*EXTRACTED MATERIAL*:
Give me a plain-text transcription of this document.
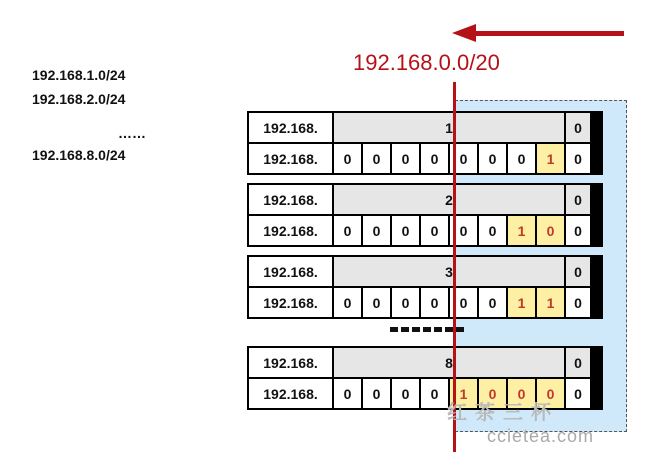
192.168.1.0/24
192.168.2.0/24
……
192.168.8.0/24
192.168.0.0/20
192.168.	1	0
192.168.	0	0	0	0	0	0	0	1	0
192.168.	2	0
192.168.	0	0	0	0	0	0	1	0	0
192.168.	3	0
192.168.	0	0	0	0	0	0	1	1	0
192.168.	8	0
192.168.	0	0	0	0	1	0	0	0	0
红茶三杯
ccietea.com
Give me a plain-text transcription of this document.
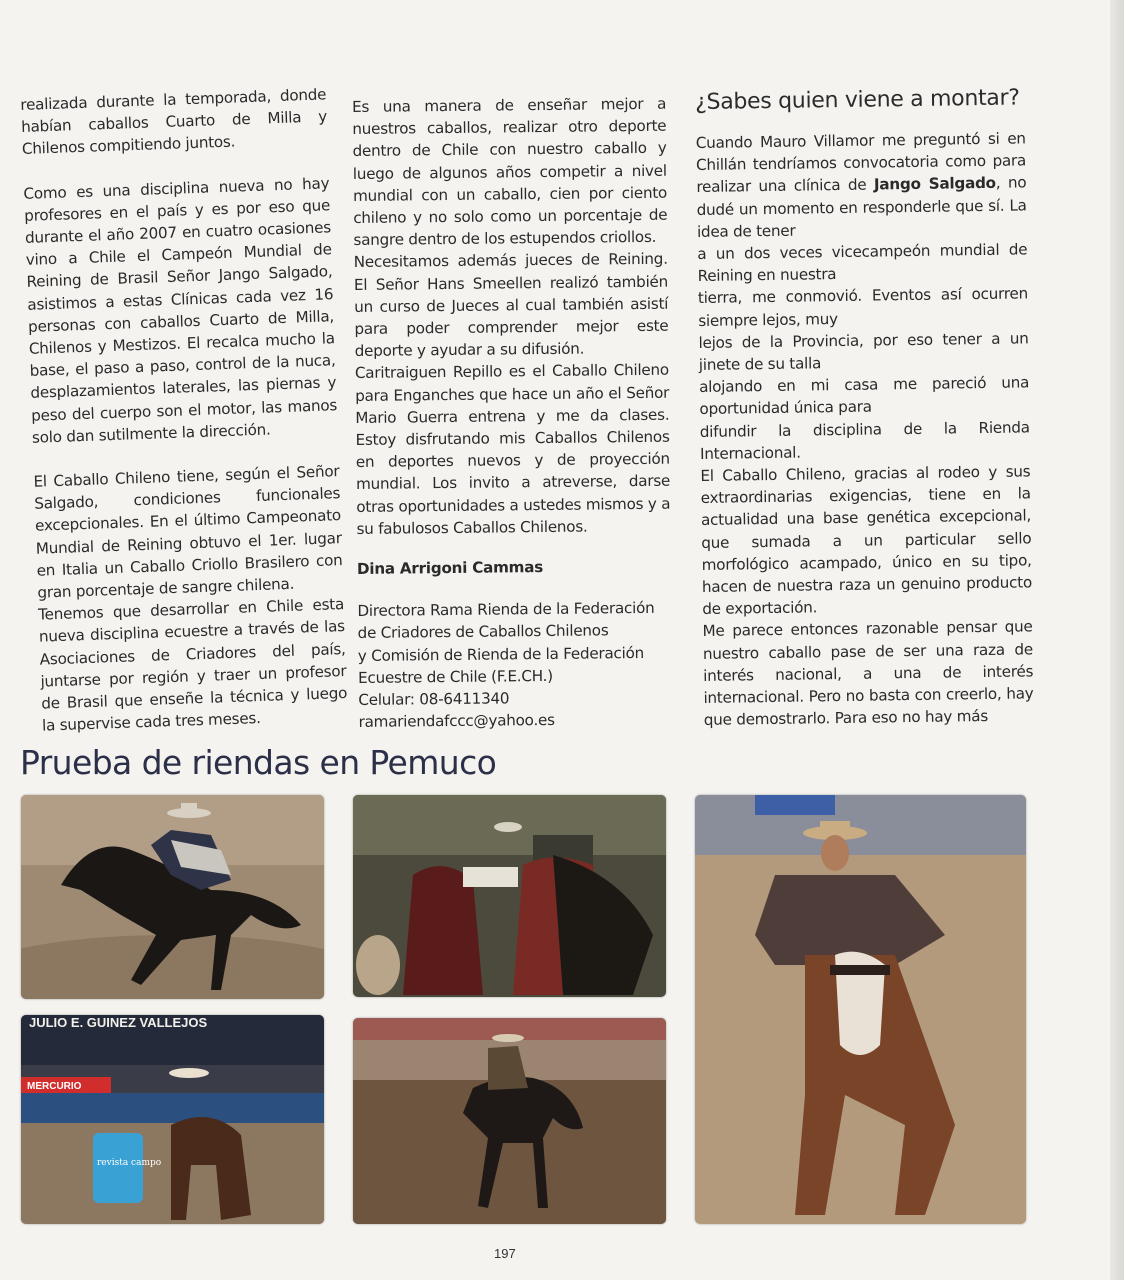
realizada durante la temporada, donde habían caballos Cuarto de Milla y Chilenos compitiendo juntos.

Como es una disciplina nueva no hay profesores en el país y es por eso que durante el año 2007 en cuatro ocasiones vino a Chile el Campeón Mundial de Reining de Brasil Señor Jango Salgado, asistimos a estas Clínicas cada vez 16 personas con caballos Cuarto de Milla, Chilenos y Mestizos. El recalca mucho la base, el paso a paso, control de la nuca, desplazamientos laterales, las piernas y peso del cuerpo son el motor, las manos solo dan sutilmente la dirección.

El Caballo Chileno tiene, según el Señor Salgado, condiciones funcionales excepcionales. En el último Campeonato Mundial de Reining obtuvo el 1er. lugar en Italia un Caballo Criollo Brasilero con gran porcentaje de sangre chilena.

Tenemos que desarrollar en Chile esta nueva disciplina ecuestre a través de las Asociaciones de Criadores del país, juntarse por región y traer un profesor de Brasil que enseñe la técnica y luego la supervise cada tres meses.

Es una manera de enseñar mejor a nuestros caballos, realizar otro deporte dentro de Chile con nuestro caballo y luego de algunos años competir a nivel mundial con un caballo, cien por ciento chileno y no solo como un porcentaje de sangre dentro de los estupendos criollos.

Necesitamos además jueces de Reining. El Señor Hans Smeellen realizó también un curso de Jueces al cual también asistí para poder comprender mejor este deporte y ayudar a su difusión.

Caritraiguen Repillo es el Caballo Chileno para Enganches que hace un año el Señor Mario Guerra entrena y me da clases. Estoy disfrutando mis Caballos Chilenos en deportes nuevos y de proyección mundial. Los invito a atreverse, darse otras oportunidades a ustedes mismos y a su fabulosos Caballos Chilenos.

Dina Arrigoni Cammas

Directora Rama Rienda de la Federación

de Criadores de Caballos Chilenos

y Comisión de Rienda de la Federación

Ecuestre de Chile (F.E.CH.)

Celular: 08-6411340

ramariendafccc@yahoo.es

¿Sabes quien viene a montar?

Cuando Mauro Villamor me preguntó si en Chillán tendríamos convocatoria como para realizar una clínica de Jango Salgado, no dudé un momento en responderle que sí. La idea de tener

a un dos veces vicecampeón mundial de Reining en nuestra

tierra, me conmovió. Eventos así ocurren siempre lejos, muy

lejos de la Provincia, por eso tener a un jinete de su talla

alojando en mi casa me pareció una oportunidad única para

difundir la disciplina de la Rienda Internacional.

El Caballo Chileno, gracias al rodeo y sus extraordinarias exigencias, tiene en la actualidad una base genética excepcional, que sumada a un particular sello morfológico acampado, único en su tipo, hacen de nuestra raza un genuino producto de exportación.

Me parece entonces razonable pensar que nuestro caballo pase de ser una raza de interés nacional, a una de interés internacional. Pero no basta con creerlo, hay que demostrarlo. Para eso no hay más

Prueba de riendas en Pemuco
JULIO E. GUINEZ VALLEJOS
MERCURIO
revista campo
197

*GOAL*: Working from the lines above, reproduce the material exactly and exclude its pictures.

*EXERCISE SOLUTION*:
Give me a plain-text transcription of this document.
192.168.1.0/24
192.168.2.0/24
……
192.168.8.0/24
192.168.0.0/20
192.168.	1	0
192.168.	0	0	0	0	0	0	0	1	0
192.168.	2	0
192.168.	0	0	0	0	0	0	1	0	0
192.168.	3	0
192.168.	0	0	0	0	0	0	1	1	0
192.168.	8	0
192.168.	0	0	0	0	1	0	0	0	0
红茶三杯
ccietea.com
Give me a plain-text transcription of this document.
realizada durante la temporada, donde habían caballos Cuarto de Milla y Chilenos compitiendo juntos.

Como es una disciplina nueva no hay profesores en el país y es por eso que durante el año 2007 en cuatro ocasiones vino a Chile el Campeón Mundial de Reining de Brasil Señor Jango Salgado, asistimos a estas Clínicas cada vez 16 personas con caballos Cuarto de Milla, Chilenos y Mestizos. El recalca mucho la base, el paso a paso, control de la nuca, desplazamientos laterales, las piernas y peso del cuerpo son el motor, las manos solo dan sutilmente la dirección.

El Caballo Chileno tiene, según el Señor Salgado, condiciones funcionales excepcionales. En el último Campeonato Mundial de Reining obtuvo el 1er. lugar en Italia un Caballo Criollo Brasilero con gran porcentaje de sangre chilena.

Tenemos que desarrollar en Chile esta nueva disciplina ecuestre a través de las Asociaciones de Criadores del país, juntarse por región y traer un profesor de Brasil que enseñe la técnica y luego la supervise cada tres meses.

Es una manera de enseñar mejor a nuestros caballos, realizar otro deporte dentro de Chile con nuestro caballo y luego de algunos años competir a nivel mundial con un caballo, cien por ciento chileno y no solo como un porcentaje de sangre dentro de los estupendos criollos.

Necesitamos además jueces de Reining. El Señor Hans Smeellen realizó también un curso de Jueces al cual también asistí para poder comprender mejor este deporte y ayudar a su difusión.

Caritraiguen Repillo es el Caballo Chileno para Enganches que hace un año el Señor Mario Guerra entrena y me da clases. Estoy disfrutando mis Caballos Chilenos en deportes nuevos y de proyección mundial. Los invito a atreverse, darse otras oportunidades a ustedes mismos y a su fabulosos Caballos Chilenos.

Dina Arrigoni Cammas

Directora Rama Rienda de la Federación

de Criadores de Caballos Chilenos

y Comisión de Rienda de la Federación

Ecuestre de Chile (F.E.CH.)

Celular: 08-6411340

ramariendafccc@yahoo.es

¿Sabes quien viene a montar?

Cuando Mauro Villamor me preguntó si en Chillán tendríamos convocatoria como para realizar una clínica de Jango Salgado, no dudé un momento en responderle que sí. La idea de tener

a un dos veces vicecampeón mundial de Reining en nuestra

tierra, me conmovió. Eventos así ocurren siempre lejos, muy

lejos de la Provincia, por eso tener a un jinete de su talla

alojando en mi casa me pareció una oportunidad única para

difundir la disciplina de la Rienda Internacional.

El Caballo Chileno, gracias al rodeo y sus extraordinarias exigencias, tiene en la actualidad una base genética excepcional, que sumada a un particular sello morfológico acampado, único en su tipo, hacen de nuestra raza un genuino producto de exportación.

Me parece entonces razonable pensar que nuestro caballo pase de ser una raza de interés nacional, a una de interés internacional. Pero no basta con creerlo, hay que demostrarlo. Para eso no hay más

Prueba de riendas en Pemuco
JULIO E. GUINEZ VALLEJOS
MERCURIO
revista campo
197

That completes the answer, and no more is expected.